**WRITTEN PROBLEM**.
Lines that hold the string "主な活動場所" are to be counted; give only their number.

**RECORDS FOR THIS TASK**.
— BEGIN —

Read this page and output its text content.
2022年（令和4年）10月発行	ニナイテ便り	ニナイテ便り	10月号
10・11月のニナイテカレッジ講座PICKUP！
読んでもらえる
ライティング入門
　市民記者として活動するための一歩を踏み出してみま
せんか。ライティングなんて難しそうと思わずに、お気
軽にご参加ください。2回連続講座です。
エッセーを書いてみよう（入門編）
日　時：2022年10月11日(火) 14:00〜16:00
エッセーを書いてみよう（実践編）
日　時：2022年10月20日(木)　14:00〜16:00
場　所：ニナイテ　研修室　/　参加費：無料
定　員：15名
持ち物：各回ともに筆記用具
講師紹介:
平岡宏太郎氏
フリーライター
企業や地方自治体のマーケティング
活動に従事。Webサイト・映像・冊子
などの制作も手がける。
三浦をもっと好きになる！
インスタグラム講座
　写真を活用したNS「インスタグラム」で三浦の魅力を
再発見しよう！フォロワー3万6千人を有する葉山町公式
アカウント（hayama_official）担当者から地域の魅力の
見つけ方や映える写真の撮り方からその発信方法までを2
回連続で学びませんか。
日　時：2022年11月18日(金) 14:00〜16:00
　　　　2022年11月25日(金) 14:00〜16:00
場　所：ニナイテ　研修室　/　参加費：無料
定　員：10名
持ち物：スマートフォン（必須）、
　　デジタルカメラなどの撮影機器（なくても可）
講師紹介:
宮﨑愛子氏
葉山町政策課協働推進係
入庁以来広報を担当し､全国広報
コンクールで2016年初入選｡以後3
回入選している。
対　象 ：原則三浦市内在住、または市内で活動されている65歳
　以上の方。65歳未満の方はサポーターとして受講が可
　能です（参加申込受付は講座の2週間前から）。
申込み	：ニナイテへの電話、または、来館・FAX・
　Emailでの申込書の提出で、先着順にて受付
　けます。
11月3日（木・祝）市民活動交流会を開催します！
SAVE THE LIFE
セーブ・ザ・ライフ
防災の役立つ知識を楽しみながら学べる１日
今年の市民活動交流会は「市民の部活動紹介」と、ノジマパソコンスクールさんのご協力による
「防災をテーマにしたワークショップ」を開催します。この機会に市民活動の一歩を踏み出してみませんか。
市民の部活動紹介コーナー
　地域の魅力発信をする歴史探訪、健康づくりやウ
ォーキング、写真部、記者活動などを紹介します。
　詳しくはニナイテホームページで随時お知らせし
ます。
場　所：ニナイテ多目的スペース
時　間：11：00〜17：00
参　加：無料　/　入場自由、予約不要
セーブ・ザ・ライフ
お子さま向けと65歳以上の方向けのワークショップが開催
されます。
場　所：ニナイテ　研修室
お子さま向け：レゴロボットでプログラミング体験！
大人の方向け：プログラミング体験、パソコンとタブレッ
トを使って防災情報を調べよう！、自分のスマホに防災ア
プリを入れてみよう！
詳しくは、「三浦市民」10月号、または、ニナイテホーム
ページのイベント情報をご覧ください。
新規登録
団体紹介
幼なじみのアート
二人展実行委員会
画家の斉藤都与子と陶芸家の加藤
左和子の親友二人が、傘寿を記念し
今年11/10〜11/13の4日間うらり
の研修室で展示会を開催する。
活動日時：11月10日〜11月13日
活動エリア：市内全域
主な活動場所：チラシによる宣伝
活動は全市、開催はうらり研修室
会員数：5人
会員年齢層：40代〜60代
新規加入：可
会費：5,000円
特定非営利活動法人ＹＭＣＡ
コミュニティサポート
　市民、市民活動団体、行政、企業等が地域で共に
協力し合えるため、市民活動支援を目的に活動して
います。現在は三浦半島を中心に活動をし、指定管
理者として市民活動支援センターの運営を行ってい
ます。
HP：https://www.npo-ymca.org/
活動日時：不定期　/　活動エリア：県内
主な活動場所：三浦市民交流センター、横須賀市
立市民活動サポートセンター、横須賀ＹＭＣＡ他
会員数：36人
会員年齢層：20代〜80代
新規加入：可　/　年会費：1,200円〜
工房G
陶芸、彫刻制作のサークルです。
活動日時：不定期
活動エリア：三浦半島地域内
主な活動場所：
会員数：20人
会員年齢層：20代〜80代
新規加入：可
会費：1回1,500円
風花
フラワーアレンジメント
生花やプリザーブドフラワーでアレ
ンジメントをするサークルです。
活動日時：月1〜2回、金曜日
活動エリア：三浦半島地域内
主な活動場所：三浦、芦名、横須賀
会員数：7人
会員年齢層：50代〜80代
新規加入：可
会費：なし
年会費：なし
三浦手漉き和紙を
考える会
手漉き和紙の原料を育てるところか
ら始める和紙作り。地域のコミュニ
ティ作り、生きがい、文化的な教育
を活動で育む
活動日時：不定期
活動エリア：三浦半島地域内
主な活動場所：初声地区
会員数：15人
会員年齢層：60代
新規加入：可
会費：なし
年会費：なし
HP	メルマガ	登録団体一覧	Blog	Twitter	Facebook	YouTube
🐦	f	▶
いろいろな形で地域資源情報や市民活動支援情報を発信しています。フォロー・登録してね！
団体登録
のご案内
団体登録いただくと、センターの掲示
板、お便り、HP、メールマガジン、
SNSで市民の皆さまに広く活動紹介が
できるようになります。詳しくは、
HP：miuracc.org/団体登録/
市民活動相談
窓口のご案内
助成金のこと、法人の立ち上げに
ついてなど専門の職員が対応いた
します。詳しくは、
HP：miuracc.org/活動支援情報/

— END —

**RESPONSE BELOW**.
5